WHAT YOU SHOULD DO —
Look through the lines and report how many include the word "AnolisOS", giving nothing but the number.

Dataset items —
## begin

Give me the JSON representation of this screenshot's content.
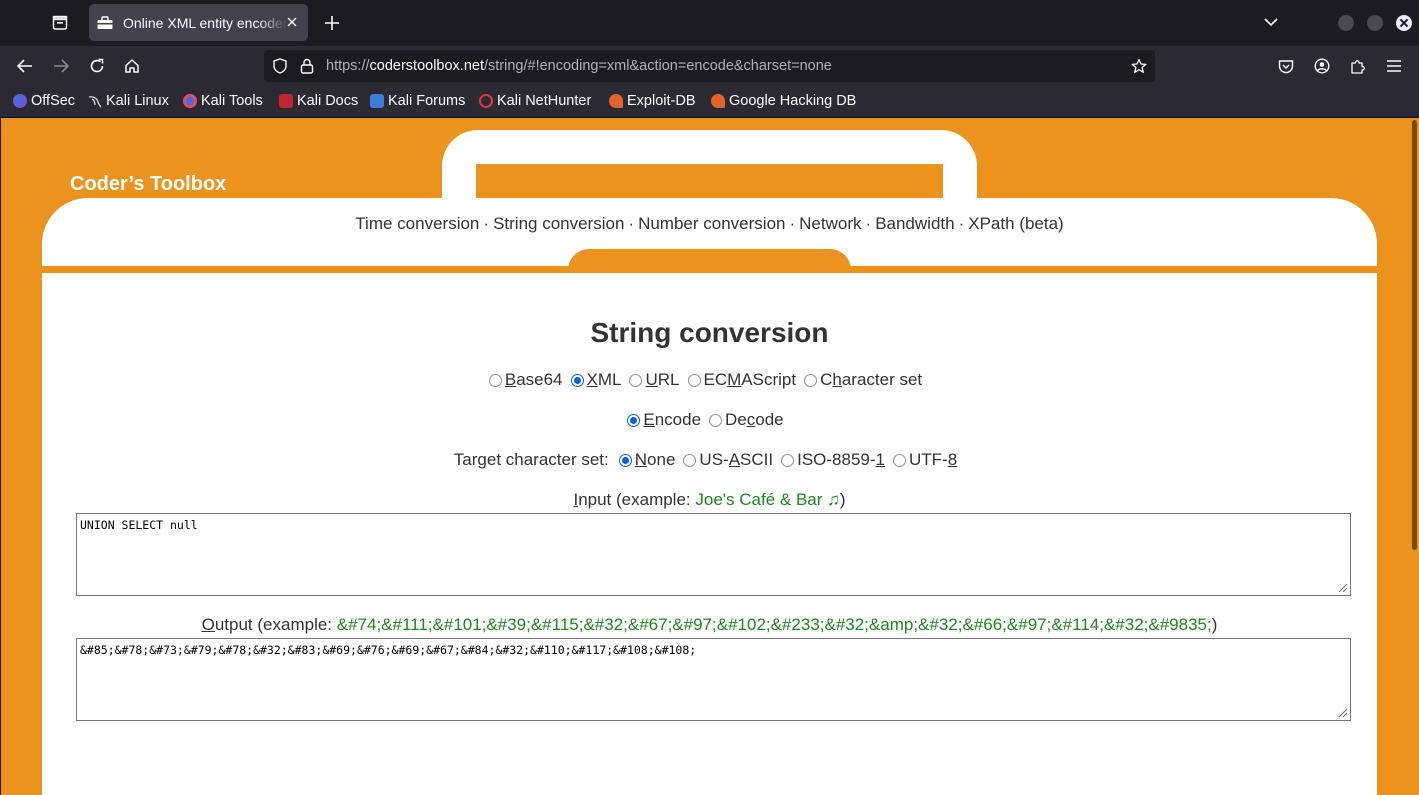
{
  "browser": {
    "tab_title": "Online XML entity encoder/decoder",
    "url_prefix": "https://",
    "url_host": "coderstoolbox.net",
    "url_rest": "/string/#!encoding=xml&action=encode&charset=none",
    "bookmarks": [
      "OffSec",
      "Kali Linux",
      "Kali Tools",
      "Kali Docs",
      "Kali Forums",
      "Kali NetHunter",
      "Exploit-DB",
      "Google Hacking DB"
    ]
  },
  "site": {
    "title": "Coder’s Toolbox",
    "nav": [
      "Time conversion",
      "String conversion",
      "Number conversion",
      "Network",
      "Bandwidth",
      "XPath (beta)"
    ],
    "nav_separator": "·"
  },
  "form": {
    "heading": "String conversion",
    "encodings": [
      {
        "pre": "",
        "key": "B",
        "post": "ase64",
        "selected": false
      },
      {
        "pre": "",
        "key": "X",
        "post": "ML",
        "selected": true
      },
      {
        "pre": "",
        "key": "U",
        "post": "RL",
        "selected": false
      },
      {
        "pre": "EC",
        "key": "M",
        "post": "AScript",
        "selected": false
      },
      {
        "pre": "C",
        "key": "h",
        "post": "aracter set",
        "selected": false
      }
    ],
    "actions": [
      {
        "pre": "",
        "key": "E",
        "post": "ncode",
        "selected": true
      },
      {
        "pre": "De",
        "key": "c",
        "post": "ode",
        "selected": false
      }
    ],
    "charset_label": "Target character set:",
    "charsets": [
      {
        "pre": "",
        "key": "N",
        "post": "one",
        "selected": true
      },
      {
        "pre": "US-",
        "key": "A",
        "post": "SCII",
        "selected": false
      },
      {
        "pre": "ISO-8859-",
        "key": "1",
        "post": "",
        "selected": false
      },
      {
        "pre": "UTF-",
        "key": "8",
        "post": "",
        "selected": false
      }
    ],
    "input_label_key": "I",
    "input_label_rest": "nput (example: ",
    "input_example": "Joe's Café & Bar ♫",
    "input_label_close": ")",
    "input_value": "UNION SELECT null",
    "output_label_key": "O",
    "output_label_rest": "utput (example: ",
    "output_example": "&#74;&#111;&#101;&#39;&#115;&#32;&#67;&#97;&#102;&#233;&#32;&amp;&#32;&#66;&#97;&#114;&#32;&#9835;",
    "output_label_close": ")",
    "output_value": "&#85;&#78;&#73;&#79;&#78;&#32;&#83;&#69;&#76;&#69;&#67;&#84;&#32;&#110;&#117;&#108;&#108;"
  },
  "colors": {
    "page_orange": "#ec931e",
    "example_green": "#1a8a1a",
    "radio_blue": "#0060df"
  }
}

## end
## begin

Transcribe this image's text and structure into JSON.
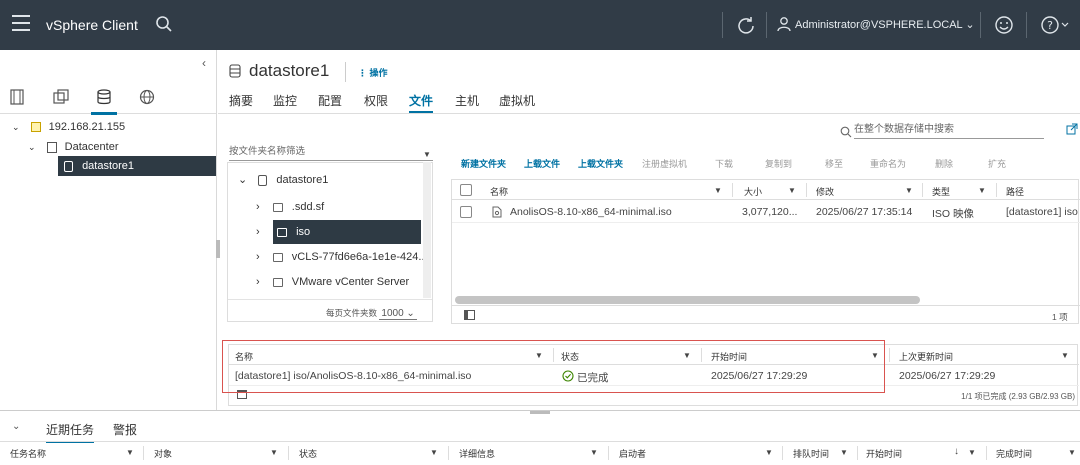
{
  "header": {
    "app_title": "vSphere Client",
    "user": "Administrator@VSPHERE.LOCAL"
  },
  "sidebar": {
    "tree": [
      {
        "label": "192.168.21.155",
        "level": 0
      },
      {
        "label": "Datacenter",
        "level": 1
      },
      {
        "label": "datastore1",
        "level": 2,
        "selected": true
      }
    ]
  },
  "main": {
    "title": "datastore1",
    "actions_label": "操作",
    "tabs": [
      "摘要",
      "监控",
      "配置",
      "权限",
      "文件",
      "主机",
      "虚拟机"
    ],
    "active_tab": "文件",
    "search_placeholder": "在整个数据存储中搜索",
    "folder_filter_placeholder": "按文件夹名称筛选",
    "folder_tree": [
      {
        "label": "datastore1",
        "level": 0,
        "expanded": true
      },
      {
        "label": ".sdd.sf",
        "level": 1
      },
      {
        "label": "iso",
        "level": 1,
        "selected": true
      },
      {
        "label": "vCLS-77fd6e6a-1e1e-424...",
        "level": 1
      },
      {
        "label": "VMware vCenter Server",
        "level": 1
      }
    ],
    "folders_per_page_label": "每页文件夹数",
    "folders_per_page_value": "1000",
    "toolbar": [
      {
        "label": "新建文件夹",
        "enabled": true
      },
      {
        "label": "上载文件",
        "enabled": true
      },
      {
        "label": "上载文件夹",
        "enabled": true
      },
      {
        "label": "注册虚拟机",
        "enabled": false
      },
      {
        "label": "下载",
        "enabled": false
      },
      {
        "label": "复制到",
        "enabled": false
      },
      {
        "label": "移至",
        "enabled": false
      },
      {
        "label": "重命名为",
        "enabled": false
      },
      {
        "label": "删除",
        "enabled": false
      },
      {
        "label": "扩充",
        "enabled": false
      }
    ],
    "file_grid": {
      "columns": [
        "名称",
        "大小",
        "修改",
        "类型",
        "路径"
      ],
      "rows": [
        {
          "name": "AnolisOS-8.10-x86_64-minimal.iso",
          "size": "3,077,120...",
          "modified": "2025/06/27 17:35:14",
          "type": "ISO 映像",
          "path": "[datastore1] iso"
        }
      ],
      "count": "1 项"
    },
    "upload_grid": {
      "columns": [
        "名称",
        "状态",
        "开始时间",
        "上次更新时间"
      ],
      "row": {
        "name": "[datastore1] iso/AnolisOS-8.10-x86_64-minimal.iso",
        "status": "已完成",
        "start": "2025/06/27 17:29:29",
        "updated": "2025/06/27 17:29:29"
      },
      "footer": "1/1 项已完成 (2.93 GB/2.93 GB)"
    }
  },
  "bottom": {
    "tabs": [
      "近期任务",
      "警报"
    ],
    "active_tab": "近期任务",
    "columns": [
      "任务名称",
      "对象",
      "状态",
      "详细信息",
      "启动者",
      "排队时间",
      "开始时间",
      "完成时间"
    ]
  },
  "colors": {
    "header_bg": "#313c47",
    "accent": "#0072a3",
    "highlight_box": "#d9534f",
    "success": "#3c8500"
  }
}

## end

WORKED SOLUTION —
2